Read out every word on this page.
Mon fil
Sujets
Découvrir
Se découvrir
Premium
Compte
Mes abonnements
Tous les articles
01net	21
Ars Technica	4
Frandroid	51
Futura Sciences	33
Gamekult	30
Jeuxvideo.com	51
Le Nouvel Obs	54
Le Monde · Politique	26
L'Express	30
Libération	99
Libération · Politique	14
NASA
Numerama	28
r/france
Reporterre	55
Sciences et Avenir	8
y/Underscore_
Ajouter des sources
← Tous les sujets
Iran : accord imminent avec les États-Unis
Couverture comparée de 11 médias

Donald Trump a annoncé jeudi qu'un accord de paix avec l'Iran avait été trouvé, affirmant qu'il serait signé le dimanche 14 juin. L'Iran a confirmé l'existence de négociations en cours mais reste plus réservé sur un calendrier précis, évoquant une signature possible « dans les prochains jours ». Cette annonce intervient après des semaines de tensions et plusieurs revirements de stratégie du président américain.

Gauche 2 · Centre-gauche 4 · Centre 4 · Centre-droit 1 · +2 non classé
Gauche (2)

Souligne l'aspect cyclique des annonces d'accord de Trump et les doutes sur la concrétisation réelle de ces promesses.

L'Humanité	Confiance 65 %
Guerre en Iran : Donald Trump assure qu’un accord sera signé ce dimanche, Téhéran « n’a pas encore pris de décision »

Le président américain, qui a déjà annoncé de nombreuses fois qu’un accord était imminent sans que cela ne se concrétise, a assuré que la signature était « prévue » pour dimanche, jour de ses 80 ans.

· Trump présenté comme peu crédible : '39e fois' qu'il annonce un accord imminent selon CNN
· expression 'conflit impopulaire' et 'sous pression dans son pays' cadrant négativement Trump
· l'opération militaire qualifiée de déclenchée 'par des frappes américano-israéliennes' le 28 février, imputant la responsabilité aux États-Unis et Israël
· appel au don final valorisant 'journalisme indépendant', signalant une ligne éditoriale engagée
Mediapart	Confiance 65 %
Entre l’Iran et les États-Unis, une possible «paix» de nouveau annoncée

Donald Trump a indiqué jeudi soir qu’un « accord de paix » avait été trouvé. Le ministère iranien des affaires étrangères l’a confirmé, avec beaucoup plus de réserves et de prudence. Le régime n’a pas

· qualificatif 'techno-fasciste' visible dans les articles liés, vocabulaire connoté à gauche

════

*Direction:*
Please copy out each record, character for character.

*Result:*
Read out every word on this page.
Mon fil
Sujets
Découvrir
Se découvrir
Premium
Compte
Mes abonnements
Tous les articles
01net	21
Ars Technica	4
Frandroid	51
Futura Sciences	33
Gamekult	30
Jeuxvideo.com	51
Le Nouvel Obs	54
Le Monde · Politique	26
L'Express	30
Libération	99
Libération · Politique	14
NASA
Numerama	28
r/france
Reporterre	55
Sciences et Avenir	8
y/Underscore_
Ajouter des sources
← Tous les sujets
Iran : accord imminent avec les États-Unis
Couverture comparée de 11 médias

Donald Trump a annoncé jeudi qu'un accord de paix avec l'Iran avait été trouvé, affirmant qu'il serait signé le dimanche 14 juin. L'Iran a confirmé l'existence de négociations en cours mais reste plus réservé sur un calendrier précis, évoquant une signature possible « dans les prochains jours ». Cette annonce intervient après des semaines de tensions et plusieurs revirements de stratégie du président américain.

Gauche 2 · Centre-gauche 4 · Centre 4 · Centre-droit 1 · +2 non classé
Gauche (2)

Souligne l'aspect cyclique des annonces d'accord de Trump et les doutes sur la concrétisation réelle de ces promesses.

L'Humanité	Confiance 65 %
Guerre en Iran : Donald Trump assure qu’un accord sera signé ce dimanche, Téhéran « n’a pas encore pris de décision »

Le président américain, qui a déjà annoncé de nombreuses fois qu’un accord était imminent sans que cela ne se concrétise, a assuré que la signature était « prévue » pour dimanche, jour de ses 80 ans.

· Trump présenté comme peu crédible : '39e fois' qu'il annonce un accord imminent selon CNN
· expression 'conflit impopulaire' et 'sous pression dans son pays' cadrant négativement Trump
· l'opération militaire qualifiée de déclenchée 'par des frappes américano-israéliennes' le 28 février, imputant la responsabilité aux États-Unis et Israël
· appel au don final valorisant 'journalisme indépendant', signalant une ligne éditoriale engagée
Mediapart	Confiance 65 %
Entre l’Iran et les États-Unis, une possible «paix» de nouveau annoncée

Donald Trump a indiqué jeudi soir qu’un « accord de paix » avait été trouvé. Le ministère iranien des affaires étrangères l’a confirmé, avec beaucoup plus de réserves et de prudence. Le régime n’a pas

· qualificatif 'techno-fasciste' visible dans les articles liés, vocabulaire connoté à gauche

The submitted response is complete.